WORK TO BE COMPLETED
Rewrite the entries from the beginning of the source data through the line containing "article2-item3-text-before: 3) в", both included, substituting "bounding-box" for "pixel" and leaving everything else unchanged.

[Source data]
□ □ □ □
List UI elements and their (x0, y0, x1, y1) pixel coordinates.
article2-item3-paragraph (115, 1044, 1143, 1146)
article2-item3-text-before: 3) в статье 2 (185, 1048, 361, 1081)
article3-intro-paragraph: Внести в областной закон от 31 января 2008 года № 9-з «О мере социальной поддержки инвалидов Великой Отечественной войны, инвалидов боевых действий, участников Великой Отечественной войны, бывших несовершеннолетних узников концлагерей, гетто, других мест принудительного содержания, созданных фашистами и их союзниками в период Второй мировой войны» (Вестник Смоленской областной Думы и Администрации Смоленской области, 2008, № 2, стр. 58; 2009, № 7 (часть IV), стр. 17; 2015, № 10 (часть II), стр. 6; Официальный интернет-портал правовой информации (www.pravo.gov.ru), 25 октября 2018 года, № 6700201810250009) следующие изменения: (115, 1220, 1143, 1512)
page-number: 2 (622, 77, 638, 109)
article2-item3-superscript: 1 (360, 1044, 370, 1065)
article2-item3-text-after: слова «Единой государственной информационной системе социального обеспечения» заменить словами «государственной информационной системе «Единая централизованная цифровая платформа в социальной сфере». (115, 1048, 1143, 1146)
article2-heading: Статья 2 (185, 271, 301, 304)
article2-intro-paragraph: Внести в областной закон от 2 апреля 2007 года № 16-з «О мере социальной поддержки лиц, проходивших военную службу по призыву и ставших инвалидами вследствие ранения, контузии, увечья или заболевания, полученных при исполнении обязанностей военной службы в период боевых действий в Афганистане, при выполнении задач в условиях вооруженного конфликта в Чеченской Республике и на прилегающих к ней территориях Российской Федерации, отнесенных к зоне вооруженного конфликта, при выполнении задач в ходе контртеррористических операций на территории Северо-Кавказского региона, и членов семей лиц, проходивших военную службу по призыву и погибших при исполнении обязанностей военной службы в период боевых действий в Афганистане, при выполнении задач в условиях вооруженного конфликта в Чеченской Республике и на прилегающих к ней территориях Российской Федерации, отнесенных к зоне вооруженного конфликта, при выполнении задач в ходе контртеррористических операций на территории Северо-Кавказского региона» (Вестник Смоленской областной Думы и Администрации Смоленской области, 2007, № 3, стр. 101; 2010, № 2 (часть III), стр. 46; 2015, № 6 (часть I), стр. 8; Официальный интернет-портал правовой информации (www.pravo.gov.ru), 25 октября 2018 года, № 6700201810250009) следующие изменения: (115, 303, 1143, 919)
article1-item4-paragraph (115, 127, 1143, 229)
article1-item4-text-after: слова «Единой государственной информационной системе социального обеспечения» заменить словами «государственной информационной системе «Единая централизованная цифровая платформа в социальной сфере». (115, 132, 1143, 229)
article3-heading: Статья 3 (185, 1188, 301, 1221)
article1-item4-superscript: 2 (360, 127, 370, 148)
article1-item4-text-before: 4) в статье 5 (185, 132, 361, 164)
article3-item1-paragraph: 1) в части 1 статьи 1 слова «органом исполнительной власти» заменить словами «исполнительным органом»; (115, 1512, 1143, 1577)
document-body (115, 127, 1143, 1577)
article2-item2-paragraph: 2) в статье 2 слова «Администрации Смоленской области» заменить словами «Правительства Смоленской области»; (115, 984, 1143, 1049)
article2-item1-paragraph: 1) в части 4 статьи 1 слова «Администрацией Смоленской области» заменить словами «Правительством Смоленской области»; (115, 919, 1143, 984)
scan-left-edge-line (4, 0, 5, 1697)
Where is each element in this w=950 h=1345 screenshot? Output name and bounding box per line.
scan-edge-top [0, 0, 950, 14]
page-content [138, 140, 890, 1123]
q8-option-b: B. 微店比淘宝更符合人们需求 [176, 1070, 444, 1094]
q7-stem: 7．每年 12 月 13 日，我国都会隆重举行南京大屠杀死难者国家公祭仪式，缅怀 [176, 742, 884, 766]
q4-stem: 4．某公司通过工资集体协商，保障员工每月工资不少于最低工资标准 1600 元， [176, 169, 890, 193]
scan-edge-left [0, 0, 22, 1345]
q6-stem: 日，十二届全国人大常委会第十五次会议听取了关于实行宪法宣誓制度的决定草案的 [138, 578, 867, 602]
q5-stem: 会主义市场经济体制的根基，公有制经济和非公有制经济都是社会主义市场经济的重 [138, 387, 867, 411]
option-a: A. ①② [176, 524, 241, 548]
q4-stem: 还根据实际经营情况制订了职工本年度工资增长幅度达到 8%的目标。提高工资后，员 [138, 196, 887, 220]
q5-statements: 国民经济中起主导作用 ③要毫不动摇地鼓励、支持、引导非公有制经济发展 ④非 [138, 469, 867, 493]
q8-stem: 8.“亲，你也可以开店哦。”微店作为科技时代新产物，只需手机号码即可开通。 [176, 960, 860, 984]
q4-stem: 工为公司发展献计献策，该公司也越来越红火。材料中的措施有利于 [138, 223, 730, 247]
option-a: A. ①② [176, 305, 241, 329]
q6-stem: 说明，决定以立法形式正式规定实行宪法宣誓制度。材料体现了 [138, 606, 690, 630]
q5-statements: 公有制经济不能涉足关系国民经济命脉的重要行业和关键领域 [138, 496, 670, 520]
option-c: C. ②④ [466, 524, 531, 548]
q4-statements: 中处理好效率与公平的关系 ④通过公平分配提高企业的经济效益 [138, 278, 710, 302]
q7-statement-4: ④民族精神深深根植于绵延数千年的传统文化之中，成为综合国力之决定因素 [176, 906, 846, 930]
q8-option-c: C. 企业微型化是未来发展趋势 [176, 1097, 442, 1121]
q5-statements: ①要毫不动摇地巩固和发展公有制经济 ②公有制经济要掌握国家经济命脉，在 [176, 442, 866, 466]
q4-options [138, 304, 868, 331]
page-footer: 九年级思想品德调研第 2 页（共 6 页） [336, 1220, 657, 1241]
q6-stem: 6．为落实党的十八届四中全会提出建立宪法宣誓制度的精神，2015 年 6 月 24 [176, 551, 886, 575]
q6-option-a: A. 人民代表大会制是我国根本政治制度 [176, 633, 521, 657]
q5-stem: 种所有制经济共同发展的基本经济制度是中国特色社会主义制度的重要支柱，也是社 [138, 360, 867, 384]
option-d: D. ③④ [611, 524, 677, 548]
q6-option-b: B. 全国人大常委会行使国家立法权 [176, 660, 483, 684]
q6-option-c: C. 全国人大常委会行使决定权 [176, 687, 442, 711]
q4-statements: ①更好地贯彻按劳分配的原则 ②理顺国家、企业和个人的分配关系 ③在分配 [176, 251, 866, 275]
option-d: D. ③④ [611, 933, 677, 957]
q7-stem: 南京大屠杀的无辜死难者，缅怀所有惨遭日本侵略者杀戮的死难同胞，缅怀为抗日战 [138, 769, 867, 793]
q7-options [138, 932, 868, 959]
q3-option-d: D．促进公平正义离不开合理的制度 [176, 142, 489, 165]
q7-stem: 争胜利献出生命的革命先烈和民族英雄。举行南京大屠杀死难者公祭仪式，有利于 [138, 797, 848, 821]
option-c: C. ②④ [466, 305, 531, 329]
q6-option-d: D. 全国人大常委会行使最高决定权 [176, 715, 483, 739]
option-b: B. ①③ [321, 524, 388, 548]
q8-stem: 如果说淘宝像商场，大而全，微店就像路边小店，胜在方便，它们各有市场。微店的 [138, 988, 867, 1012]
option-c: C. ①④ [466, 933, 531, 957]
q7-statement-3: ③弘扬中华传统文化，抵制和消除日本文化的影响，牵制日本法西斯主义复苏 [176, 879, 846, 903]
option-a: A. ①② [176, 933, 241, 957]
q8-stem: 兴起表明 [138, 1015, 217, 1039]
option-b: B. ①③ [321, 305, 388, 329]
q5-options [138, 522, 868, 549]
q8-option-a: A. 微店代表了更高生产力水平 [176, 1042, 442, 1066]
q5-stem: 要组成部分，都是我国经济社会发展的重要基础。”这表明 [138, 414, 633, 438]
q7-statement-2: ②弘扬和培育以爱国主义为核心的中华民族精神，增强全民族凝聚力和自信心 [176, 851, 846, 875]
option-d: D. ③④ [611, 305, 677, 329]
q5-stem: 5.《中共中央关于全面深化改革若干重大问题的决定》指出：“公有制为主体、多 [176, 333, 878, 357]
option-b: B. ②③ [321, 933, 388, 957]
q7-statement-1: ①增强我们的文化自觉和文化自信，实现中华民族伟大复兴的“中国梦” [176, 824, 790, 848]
□ □ □ □
RESULT OF THIS TASK
List UI elements and their (x0, y0, x1, y1) bounding-box coordinates.
article2-item3-paragraph (115, 1044, 1143, 1146)
article2-item3-text-before: 3) в статье 2 (185, 1048, 361, 1081)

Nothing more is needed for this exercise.